• _Task description_
Leave the pictures out, and retype all of the material exactly as written.

....................

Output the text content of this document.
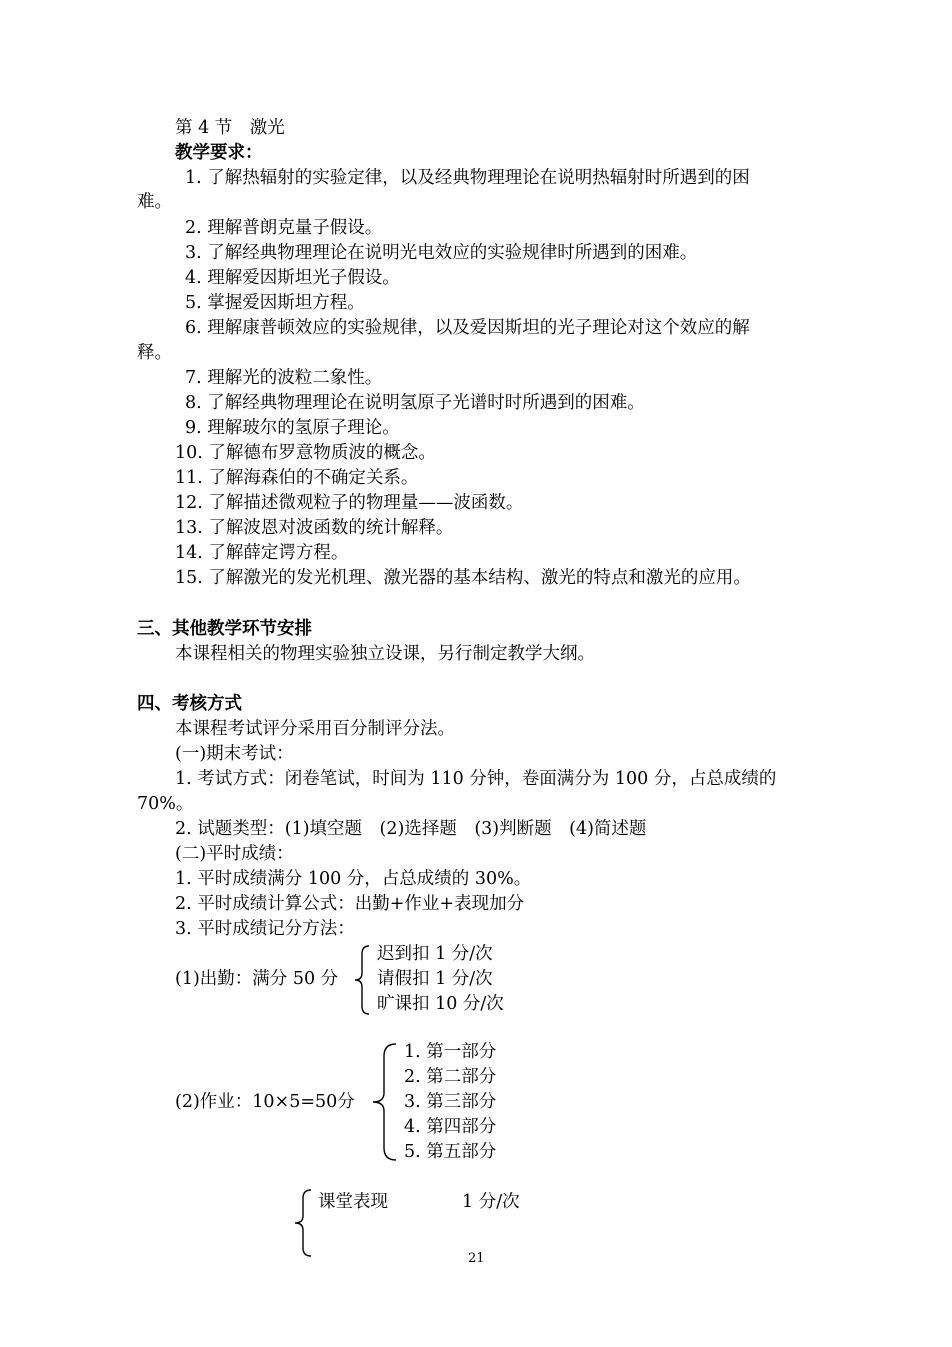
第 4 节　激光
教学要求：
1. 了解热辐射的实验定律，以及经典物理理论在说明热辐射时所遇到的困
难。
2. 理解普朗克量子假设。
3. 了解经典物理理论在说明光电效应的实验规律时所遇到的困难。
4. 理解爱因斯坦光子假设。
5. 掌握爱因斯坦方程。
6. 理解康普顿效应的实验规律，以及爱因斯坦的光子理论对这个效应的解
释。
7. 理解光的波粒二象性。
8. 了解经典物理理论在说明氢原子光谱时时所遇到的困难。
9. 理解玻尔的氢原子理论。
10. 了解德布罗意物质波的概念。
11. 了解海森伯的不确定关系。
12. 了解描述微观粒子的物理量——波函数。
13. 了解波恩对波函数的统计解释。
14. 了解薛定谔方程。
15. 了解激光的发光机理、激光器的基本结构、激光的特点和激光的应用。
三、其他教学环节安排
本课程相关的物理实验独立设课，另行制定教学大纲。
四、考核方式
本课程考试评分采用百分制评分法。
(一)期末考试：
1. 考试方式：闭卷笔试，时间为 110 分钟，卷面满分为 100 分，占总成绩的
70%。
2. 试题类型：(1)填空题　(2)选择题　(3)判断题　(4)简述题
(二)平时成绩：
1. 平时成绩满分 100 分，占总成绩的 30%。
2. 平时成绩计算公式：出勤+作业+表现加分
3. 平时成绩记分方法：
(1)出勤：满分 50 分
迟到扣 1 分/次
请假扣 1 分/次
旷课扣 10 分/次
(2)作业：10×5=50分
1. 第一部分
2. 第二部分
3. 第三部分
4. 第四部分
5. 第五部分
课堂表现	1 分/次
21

....................

• _Answer below_
Output the text content of this document.
第 4 节　激光
教学要求：
1. 了解热辐射的实验定律，以及经典物理理论在说明热辐射时所遇到的困
难。
2. 理解普朗克量子假设。
3. 了解经典物理理论在说明光电效应的实验规律时所遇到的困难。
4. 理解爱因斯坦光子假设。
5. 掌握爱因斯坦方程。
6. 理解康普顿效应的实验规律，以及爱因斯坦的光子理论对这个效应的解
释。
7. 理解光的波粒二象性。
8. 了解经典物理理论在说明氢原子光谱时时所遇到的困难。
9. 理解玻尔的氢原子理论。
10. 了解德布罗意物质波的概念。
11. 了解海森伯的不确定关系。
12. 了解描述微观粒子的物理量——波函数。
13. 了解波恩对波函数的统计解释。
14. 了解薛定谔方程。
15. 了解激光的发光机理、激光器的基本结构、激光的特点和激光的应用。
三、其他教学环节安排
本课程相关的物理实验独立设课，另行制定教学大纲。
四、考核方式
本课程考试评分采用百分制评分法。
(一)期末考试：
1. 考试方式：闭卷笔试，时间为 110 分钟，卷面满分为 100 分，占总成绩的
70%。
2. 试题类型：(1)填空题　(2)选择题　(3)判断题　(4)简述题
(二)平时成绩：
1. 平时成绩满分 100 分，占总成绩的 30%。
2. 平时成绩计算公式：出勤+作业+表现加分
3. 平时成绩记分方法：
(1)出勤：满分 50 分
迟到扣 1 分/次
请假扣 1 分/次
旷课扣 10 分/次
(2)作业：10×5=50分
1. 第一部分
2. 第二部分
3. 第三部分
4. 第四部分
5. 第五部分
课堂表现	1 分/次
21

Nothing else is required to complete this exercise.